▶ Dataset excerpts

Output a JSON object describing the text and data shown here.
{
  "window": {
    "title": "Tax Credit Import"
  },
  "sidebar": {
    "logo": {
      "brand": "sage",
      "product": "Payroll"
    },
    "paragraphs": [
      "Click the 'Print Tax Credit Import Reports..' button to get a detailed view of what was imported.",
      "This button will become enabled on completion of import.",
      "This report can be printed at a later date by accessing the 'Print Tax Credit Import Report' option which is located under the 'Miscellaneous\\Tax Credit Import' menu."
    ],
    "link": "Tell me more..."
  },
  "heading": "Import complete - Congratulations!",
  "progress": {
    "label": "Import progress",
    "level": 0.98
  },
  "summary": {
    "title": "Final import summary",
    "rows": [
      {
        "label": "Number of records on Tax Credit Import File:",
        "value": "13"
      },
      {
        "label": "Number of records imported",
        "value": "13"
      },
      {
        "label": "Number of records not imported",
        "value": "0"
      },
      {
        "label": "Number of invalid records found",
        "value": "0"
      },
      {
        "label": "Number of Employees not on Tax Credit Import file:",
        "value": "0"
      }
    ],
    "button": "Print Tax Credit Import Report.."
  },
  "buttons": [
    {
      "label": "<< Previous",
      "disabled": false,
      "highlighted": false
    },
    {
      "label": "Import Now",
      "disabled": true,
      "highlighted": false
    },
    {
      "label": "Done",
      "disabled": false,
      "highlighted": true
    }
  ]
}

▶ Short task
Reproduce the full listing above, character for character.

▶ Written reply
Output a JSON object describing the text and data shown here.
{
  "window": {
    "title": "Tax Credit Import"
  },
  "sidebar": {
    "logo": {
      "brand": "sage",
      "product": "Payroll"
    },
    "paragraphs": [
      "Click the 'Print Tax Credit Import Reports..' button to get a detailed view of what was imported.",
      "This button will become enabled on completion of import.",
      "This report can be printed at a later date by accessing the 'Print Tax Credit Import Report' option which is located under the 'Miscellaneous\\Tax Credit Import' menu."
    ],
    "link": "Tell me more..."
  },
  "heading": "Import complete - Congratulations!",
  "progress": {
    "label": "Import progress",
    "level": 0.98
  },
  "summary": {
    "title": "Final import summary",
    "rows": [
      {
        "label": "Number of records on Tax Credit Import File:",
        "value": "13"
      },
      {
        "label": "Number of records imported",
        "value": "13"
      },
      {
        "label": "Number of records not imported",
        "value": "0"
      },
      {
        "label": "Number of invalid records found",
        "value": "0"
      },
      {
        "label": "Number of Employees not on Tax Credit Import file:",
        "value": "0"
      }
    ],
    "button": "Print Tax Credit Import Report.."
  },
  "buttons": [
    {
      "label": "<< Previous",
      "disabled": false,
      "highlighted": false
    },
    {
      "label": "Import Now",
      "disabled": true,
      "highlighted": false
    },
    {
      "label": "Done",
      "disabled": false,
      "highlighted": true
    }
  ]
}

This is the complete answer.